### EXERCISE DESCRIPTION:
Scan the entries below. List each line with "name".

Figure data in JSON

Begin

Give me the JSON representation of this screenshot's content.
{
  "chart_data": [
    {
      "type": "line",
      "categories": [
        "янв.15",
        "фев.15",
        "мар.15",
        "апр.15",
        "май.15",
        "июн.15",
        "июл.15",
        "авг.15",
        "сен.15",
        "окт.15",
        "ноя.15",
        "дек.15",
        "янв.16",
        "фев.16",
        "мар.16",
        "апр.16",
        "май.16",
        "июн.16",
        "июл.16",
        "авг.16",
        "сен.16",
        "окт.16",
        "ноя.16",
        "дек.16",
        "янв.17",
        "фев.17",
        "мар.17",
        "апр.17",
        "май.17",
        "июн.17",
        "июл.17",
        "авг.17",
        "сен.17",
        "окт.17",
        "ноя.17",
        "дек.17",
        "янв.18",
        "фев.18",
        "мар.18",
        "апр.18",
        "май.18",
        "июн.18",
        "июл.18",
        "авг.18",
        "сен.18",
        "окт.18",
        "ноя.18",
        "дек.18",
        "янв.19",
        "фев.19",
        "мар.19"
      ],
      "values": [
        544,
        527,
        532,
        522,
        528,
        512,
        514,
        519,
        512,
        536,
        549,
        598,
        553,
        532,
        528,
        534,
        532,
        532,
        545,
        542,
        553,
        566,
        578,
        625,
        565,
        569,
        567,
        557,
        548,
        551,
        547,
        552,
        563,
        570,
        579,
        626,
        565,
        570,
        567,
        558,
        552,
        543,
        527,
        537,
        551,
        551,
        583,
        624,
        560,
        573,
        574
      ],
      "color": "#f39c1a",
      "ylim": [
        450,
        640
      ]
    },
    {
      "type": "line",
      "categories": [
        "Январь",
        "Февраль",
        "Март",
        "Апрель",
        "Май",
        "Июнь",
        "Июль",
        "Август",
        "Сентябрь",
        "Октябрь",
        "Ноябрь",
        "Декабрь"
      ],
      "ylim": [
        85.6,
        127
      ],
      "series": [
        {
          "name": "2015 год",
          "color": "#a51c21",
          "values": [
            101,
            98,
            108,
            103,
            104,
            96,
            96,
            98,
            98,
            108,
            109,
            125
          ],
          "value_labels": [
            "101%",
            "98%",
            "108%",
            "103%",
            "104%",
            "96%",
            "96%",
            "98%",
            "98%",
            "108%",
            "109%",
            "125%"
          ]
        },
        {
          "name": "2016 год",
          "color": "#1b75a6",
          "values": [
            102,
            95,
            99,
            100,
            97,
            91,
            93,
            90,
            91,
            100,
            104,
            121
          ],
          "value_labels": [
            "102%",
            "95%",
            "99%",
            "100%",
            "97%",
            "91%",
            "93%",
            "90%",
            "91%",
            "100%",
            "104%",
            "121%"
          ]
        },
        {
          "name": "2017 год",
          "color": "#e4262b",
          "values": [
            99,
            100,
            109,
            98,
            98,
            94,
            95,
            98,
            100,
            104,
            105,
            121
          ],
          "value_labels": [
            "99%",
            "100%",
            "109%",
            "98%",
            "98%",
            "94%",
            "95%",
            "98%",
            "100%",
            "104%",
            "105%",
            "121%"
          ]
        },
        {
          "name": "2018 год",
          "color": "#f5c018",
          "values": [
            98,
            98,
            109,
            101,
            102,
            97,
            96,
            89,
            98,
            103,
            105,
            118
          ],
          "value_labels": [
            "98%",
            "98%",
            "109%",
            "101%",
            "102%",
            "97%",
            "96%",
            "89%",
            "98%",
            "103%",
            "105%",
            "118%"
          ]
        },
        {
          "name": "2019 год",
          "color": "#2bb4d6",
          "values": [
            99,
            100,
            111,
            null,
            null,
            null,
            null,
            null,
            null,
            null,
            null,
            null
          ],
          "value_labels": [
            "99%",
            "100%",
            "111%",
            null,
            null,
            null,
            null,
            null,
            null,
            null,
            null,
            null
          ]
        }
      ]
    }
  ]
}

End
Begin

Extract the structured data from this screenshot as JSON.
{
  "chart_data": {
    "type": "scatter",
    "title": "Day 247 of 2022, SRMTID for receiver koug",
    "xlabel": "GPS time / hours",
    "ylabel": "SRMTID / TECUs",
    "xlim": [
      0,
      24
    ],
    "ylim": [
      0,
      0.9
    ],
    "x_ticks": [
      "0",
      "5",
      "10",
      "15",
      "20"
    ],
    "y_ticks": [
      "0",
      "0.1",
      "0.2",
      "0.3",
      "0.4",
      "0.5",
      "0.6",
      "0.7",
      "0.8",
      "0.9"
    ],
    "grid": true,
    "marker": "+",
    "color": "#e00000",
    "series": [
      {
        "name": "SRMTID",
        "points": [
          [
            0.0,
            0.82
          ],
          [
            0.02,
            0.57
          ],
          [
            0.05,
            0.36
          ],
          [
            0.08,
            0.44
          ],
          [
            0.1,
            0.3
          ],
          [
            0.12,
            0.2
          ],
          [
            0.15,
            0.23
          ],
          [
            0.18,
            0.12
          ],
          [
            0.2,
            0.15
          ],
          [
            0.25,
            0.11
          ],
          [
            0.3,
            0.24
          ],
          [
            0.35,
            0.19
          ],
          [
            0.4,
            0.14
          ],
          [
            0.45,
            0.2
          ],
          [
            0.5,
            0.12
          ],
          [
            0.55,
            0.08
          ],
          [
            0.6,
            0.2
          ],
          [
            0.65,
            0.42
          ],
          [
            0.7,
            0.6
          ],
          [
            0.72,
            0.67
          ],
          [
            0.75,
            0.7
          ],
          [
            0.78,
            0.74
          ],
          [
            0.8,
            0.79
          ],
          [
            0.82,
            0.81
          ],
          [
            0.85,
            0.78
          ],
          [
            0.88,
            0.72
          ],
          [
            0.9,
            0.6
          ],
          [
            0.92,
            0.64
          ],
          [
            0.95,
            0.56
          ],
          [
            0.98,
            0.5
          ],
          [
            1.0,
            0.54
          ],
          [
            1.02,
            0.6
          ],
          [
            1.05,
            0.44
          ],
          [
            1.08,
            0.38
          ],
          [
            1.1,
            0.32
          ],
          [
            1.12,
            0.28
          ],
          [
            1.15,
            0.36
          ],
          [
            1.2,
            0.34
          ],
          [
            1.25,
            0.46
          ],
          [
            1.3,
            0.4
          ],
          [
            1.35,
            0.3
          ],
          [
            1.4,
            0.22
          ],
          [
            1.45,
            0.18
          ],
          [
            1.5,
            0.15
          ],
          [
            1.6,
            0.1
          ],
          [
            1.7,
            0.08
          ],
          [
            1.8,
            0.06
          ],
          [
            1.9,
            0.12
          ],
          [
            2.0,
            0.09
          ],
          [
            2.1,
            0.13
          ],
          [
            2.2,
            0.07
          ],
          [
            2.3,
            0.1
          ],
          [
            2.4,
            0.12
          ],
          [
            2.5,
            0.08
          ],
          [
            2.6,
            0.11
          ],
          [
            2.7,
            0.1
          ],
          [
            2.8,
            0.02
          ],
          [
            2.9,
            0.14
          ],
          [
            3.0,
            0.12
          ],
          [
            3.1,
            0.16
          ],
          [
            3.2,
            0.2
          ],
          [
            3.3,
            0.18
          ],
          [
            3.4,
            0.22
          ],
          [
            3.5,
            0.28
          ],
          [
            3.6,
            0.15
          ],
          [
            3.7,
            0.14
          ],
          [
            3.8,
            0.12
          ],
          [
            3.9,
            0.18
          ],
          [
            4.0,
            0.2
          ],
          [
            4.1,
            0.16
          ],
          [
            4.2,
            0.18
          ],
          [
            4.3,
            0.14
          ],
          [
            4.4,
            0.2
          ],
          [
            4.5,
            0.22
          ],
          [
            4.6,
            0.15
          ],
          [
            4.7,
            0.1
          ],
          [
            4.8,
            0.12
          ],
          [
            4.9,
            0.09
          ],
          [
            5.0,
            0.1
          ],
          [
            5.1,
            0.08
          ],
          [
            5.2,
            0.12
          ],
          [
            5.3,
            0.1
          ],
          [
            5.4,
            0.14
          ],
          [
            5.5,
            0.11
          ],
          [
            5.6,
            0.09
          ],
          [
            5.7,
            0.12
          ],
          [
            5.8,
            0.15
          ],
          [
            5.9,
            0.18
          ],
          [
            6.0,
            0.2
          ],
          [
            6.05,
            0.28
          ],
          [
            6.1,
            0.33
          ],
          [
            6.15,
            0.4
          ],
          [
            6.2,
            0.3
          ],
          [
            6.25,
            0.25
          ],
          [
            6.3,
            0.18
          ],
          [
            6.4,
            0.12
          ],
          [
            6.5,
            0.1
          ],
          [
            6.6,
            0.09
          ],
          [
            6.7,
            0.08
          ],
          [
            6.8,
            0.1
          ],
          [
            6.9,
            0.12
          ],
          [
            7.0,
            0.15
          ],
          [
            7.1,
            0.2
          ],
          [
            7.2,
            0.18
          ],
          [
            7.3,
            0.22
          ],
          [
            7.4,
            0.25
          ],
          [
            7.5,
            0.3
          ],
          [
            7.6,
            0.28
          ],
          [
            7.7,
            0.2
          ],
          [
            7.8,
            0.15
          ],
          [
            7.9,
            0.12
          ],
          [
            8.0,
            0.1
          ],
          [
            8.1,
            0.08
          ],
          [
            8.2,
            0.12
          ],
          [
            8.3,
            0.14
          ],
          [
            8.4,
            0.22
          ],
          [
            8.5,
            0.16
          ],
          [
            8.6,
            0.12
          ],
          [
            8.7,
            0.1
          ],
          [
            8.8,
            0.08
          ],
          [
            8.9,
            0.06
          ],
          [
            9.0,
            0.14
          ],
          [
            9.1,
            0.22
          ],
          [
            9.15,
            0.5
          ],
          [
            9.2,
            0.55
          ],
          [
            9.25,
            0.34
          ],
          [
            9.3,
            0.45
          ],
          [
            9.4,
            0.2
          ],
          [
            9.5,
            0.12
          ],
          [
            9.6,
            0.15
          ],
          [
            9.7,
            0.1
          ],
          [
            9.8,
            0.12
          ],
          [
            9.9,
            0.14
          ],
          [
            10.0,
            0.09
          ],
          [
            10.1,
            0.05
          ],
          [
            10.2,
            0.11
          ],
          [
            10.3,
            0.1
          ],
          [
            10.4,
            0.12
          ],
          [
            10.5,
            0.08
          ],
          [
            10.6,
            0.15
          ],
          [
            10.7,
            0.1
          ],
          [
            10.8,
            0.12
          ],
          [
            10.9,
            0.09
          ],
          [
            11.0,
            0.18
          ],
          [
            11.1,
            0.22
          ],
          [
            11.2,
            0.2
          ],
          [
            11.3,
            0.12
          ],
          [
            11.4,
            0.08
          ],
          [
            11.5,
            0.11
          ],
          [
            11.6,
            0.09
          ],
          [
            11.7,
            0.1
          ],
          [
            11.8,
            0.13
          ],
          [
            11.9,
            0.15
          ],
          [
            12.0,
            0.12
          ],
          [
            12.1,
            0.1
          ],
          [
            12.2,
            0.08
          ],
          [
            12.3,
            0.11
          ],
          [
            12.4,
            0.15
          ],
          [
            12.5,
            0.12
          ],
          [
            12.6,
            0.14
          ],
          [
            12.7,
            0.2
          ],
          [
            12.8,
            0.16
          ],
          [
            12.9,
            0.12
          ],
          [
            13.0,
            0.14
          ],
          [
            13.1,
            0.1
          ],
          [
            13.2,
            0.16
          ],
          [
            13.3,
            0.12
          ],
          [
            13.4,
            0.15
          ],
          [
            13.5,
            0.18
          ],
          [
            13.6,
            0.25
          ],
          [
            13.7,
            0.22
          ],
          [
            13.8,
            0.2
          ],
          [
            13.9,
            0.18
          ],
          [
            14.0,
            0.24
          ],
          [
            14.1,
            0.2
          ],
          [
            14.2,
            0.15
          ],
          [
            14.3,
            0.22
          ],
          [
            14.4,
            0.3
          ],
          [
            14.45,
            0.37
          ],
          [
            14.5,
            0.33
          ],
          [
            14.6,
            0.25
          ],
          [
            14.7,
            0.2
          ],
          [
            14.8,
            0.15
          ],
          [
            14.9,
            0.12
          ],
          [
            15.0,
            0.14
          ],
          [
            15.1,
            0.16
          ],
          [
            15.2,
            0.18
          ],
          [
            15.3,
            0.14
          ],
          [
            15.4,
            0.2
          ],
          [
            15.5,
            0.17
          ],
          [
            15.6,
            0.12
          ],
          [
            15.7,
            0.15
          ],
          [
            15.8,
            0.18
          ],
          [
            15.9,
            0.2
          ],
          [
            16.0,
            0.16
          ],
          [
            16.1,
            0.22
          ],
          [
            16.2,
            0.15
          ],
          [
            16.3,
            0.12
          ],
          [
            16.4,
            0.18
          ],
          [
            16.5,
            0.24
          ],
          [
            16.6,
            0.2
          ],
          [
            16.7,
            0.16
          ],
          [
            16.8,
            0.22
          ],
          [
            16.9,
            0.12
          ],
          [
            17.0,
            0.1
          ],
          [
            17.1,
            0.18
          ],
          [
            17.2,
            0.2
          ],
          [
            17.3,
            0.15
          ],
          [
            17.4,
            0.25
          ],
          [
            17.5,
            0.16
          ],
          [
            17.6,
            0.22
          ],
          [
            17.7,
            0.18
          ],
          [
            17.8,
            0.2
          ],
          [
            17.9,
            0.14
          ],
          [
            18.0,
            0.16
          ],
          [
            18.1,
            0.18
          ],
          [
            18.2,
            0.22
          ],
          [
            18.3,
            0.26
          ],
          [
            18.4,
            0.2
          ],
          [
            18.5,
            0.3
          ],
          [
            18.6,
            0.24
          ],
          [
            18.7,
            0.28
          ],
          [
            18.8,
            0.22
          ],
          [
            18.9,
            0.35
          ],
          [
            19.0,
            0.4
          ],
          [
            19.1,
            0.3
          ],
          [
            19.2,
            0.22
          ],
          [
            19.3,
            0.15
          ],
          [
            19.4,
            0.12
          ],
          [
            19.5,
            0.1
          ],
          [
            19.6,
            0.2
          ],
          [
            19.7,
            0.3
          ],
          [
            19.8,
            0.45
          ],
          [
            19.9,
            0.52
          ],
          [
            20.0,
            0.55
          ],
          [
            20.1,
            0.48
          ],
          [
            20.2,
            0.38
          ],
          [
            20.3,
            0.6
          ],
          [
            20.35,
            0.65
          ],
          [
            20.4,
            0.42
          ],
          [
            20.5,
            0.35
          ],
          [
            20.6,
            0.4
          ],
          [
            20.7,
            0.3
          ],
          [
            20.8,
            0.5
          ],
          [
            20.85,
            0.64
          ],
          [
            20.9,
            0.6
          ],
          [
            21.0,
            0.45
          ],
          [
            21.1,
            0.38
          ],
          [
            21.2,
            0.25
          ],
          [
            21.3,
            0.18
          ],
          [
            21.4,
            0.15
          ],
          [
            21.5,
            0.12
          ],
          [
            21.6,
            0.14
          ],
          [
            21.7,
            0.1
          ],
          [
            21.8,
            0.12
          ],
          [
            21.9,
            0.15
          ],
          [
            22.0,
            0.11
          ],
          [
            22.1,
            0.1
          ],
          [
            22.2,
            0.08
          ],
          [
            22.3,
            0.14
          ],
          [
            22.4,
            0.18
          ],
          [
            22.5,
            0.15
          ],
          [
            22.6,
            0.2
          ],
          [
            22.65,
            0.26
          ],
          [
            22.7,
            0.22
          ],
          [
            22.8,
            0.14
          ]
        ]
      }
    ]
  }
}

End

### RESPONSE TO THE EXERCISE:
          "name": "2015 год",
          "name": "2016 год",
          "name": "2017 год",
          "name": "2018 год",
          "name": "2019 год",
        "name": "SRMTID",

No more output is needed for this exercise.